Data extracted from a collection
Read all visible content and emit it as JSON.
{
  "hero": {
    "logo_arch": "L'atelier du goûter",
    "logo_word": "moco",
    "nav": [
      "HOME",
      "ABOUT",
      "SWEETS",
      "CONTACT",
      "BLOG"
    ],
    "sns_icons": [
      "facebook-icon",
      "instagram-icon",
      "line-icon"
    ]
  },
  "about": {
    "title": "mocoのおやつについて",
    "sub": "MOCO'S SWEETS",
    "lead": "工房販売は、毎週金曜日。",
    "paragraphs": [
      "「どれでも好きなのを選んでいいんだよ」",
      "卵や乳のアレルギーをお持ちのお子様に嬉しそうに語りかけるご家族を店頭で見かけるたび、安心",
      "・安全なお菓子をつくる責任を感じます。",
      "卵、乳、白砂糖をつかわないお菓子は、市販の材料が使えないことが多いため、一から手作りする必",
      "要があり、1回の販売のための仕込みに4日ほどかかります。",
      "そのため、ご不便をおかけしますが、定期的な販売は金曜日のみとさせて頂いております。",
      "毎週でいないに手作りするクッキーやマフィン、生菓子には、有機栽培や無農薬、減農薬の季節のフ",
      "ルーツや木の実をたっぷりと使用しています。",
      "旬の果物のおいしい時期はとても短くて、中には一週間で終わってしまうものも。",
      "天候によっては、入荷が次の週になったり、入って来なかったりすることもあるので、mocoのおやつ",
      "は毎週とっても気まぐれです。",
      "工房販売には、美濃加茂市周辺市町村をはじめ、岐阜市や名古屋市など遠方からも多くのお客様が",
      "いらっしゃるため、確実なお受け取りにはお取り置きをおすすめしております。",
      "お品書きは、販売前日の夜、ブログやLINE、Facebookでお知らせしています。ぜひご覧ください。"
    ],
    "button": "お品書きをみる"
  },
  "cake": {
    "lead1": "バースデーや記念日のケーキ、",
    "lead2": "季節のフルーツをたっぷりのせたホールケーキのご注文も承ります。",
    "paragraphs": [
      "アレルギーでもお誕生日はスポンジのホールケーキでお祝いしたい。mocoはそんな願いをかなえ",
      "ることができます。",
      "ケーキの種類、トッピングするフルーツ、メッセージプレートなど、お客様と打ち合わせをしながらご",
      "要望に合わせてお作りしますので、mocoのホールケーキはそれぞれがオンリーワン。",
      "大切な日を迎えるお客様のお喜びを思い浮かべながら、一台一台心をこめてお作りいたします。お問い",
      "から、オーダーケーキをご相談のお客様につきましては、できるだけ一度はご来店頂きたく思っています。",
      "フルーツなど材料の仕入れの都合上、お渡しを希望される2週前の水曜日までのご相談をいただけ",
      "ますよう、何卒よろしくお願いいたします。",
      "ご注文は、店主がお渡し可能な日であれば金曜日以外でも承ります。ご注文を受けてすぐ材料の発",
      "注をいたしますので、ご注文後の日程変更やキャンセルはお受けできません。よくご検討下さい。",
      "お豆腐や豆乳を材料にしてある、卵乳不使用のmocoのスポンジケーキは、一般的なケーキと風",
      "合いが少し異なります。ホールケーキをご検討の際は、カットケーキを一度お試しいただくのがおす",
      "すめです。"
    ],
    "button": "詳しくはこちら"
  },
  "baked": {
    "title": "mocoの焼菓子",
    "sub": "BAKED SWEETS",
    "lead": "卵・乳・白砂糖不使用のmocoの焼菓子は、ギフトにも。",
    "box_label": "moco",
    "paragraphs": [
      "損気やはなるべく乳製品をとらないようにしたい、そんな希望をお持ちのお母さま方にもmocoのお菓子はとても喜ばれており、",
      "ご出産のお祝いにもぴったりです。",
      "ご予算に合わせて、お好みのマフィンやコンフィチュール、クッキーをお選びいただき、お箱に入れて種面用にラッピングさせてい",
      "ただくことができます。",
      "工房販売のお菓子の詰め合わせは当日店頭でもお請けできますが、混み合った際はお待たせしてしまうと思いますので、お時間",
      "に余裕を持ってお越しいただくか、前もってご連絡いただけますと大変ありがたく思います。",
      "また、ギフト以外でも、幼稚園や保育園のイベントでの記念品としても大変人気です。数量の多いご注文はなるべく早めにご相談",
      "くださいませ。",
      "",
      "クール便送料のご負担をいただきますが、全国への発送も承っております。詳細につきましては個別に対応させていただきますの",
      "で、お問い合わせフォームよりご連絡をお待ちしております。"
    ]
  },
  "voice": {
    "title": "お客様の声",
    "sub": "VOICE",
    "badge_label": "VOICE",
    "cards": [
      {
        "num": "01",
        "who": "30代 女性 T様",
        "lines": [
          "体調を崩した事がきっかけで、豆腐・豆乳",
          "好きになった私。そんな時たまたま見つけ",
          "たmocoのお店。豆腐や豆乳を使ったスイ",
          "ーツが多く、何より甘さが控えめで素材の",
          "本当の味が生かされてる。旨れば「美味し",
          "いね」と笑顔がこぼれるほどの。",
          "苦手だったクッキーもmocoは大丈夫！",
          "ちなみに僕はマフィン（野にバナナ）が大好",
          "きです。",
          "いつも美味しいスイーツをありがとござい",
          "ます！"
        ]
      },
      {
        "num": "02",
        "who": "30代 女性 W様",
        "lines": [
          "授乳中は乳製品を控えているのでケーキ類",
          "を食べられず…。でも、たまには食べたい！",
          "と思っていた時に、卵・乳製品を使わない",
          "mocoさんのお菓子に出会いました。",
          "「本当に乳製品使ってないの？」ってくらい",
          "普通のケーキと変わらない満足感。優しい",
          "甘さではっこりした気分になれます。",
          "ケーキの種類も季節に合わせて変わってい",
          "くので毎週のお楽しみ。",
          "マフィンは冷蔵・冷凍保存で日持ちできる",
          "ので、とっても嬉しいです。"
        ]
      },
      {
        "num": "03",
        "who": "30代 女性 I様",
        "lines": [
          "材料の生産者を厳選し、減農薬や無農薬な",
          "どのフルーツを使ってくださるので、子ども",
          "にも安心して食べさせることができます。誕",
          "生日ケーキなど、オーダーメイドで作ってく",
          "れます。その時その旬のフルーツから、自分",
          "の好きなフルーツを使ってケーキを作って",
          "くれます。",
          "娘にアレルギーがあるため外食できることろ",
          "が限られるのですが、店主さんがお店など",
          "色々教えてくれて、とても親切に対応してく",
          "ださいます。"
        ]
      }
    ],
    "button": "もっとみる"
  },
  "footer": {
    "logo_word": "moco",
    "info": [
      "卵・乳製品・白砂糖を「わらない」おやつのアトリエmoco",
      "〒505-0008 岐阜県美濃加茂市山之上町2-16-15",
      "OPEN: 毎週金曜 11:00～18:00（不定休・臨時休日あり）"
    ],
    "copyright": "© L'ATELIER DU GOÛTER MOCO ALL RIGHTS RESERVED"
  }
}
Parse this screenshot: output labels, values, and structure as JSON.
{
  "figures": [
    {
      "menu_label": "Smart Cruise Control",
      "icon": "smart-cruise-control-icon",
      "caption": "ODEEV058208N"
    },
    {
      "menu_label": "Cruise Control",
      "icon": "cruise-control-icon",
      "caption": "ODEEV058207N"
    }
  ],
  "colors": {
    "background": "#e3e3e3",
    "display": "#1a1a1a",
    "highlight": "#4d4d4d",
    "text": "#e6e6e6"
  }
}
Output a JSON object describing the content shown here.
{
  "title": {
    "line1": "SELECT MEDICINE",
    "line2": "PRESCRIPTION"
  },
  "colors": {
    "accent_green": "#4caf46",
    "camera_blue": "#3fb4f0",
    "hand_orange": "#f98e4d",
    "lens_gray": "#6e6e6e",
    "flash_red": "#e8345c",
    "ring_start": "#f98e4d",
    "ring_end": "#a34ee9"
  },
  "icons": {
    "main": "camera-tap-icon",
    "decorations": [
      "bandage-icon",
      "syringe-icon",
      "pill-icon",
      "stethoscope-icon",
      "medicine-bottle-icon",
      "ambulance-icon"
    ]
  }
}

- Given request:
Copy only this span: the line that contains "Output a JSON", the last line, and every line between them.

- Expected answer:
Output a JSON object describing the content shown here.
{
  "title": {
    "line1": "SELECT MEDICINE",
    "line2": "PRESCRIPTION"
  },
  "colors": {
    "accent_green": "#4caf46",
    "camera_blue": "#3fb4f0",
    "hand_orange": "#f98e4d",
    "lens_gray": "#6e6e6e",
    "flash_red": "#e8345c",
    "ring_start": "#f98e4d",
    "ring_end": "#a34ee9"
  },
  "icons": {
    "main": "camera-tap-icon",
    "decorations": [
      "bandage-icon",
      "syringe-icon",
      "pill-icon",
      "stethoscope-icon",
      "medicine-bottle-icon",
      "ambulance-icon"
    ]
  }
}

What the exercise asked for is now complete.